UK Gambling Minister Discusses Delayed Review

December 8, 2022
The UK minister in charge of gambling policy has said he is keen to publish the long-awaited Gambling Act review white paper “in the coming weeks”, but failed to provide any clear timeline for its release.


The UK minister in charge of gambling policy has said he is keen to publish the long-awaited Gambling Act review white paper “in the coming weeks”, but failed to provide any clear timeline for its release.

Paul ScullyMP, parliamentary under secretary of state at the Department for Digital, Culture, Media and Sport (DCMS), made the remarks during UK-based charity GambleAware’s tenth annual conference on Wednesday (December 7).

“Whatever the language is in the review, there will be plenty of time to engage with its contents through consultations and other ways. Plenty of time to have many more conversations regarding how we will bring its measures into effect,” Scully said, referencing the long political process that stretches beyond the white paper’s publication.

He praised a wide range of actions taken by the industry over the past few years, such as banning credit card gambling and making online slots safer by design, adding that the review is an opportunity to “build on those changes and do more”.

Despite claiming the review will be “out of the door soon”, a promise many at the conference have heard several times before, the latest minister in charge of gambling policy stressed that the government wants to “make sure we have the right protections in place” to cover its “challenging and broad brief”.

“The commitment we made is to make sure it is fit for the digital age. DCMS looks at it through a variety of lenses, including harm as a public health issue which is a serious consideration. However, we must also make sure regulation is fair and proportionate,” Scully said.

Acknowledging that “like alcohol, gambling carries a risk”, Scully believes communicating the risks of gambling harm is essential.

“We are looking at this in the review. Having a greater public awareness of the harms and sources of support is vital,” Scully said.

* Task objective
Rewrite everything in the gambling review article from "December 8, 2022" down to "Wednesday (December 7).", using "policy paper" in place of "white paper".

* Source material
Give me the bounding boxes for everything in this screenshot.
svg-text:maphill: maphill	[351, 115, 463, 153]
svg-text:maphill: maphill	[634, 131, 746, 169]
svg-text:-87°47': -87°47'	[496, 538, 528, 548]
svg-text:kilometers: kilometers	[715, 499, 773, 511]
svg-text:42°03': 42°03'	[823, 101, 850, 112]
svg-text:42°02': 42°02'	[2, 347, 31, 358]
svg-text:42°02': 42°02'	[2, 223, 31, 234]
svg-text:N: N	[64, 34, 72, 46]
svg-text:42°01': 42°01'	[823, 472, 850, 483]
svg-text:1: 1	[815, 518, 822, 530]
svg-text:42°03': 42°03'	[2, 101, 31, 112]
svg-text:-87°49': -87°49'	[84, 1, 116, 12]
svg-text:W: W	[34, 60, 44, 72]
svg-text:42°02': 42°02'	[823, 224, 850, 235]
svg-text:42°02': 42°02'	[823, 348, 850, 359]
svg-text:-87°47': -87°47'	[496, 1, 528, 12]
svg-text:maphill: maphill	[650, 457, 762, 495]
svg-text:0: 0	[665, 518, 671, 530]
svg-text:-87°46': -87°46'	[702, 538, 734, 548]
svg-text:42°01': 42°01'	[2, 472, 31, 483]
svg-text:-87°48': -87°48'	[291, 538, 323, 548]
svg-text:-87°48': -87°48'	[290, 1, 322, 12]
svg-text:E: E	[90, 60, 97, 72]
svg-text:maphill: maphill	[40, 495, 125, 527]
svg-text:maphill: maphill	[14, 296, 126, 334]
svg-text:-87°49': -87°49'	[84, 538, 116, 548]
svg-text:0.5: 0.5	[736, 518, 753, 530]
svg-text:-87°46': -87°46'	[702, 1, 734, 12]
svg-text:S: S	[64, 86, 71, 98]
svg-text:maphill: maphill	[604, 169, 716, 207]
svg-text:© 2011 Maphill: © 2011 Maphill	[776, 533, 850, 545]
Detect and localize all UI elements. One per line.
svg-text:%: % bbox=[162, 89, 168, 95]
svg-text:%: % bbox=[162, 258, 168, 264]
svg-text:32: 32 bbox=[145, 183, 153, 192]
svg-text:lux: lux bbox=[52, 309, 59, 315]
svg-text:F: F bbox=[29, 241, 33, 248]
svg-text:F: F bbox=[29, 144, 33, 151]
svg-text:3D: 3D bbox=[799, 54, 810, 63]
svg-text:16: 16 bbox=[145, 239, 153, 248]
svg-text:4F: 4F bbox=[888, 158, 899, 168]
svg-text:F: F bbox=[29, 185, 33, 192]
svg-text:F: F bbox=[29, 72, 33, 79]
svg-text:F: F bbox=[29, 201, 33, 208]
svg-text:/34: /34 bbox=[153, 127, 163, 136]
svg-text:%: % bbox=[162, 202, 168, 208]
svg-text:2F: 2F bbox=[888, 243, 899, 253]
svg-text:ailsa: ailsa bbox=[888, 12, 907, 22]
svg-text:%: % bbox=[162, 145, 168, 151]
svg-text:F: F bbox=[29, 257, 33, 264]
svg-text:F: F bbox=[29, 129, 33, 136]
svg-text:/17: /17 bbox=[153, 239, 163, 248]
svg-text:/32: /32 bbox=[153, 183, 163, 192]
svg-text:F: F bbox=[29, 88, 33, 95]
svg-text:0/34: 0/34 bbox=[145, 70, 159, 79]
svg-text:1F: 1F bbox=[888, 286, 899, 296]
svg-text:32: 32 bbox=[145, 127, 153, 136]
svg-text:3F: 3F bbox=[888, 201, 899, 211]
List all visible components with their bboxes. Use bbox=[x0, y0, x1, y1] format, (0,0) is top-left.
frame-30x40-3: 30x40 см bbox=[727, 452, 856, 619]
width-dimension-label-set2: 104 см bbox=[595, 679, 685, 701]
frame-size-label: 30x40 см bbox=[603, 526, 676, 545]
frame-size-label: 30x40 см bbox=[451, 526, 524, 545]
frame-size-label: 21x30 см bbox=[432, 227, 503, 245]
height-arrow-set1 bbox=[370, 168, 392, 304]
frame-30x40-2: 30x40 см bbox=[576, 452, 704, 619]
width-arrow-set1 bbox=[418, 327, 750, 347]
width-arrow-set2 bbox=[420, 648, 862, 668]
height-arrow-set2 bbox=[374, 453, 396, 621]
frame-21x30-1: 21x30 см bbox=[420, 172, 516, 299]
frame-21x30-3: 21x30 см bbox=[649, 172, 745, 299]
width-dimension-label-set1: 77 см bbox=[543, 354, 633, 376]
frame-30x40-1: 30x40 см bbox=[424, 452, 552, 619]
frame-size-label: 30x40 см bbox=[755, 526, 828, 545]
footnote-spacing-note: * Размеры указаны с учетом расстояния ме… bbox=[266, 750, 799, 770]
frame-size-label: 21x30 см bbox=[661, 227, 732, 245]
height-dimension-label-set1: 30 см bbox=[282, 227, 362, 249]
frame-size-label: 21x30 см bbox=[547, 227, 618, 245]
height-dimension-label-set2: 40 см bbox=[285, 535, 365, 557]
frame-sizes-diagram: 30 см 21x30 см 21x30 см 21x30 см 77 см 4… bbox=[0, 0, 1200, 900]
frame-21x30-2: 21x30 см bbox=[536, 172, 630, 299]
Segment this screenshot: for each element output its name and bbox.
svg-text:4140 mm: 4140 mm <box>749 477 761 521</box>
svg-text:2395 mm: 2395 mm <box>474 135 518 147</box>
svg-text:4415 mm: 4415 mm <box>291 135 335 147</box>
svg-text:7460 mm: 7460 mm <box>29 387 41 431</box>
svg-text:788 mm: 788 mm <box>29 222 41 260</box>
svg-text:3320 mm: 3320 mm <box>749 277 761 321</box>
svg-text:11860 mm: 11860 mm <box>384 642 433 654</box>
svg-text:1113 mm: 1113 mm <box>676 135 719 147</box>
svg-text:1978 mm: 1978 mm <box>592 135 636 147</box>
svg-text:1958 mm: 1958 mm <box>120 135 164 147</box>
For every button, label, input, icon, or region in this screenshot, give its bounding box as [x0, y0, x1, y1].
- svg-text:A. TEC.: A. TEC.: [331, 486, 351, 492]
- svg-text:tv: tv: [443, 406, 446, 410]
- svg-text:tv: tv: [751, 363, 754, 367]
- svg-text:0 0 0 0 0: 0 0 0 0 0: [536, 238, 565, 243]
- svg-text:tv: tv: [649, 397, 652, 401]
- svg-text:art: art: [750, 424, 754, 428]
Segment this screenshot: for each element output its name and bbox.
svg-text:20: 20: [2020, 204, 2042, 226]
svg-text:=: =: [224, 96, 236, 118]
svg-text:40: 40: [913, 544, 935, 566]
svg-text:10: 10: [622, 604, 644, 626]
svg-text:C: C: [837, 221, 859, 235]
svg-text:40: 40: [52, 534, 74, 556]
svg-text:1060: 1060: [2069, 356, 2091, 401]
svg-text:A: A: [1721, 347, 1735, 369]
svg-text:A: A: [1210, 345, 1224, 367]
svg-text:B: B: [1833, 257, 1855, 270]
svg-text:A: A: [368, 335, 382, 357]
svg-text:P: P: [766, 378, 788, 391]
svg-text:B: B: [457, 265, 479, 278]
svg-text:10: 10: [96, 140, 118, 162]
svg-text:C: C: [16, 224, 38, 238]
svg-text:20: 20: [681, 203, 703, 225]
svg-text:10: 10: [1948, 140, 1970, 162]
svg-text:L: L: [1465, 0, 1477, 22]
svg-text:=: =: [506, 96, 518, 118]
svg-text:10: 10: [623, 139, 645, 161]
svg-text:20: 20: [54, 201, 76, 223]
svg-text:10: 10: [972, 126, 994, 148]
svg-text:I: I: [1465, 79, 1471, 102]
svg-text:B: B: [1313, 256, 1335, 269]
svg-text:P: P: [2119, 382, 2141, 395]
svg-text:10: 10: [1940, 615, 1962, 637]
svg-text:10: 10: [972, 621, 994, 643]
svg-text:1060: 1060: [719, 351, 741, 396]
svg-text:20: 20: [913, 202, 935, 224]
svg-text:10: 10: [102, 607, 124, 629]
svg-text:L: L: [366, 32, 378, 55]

* Exercise output
December 8, 2022
The UK minister in charge of gambling policy has said he is keen to publish the long-awaited Gambling Act review policy paper “in the coming weeks”, but failed to provide any clear timeline for its release.


The UK minister in charge of gambling policy has said he is keen to publish the long-awaited Gambling Act review policy paper “in the coming weeks”, but failed to provide any clear timeline for its release.

Paul ScullyMP, parliamentary under secretary of state at the Department for Digital, Culture, Media and Sport (DCMS), made the remarks during UK-based charity GambleAware’s tenth annual conference on Wednesday (December 7).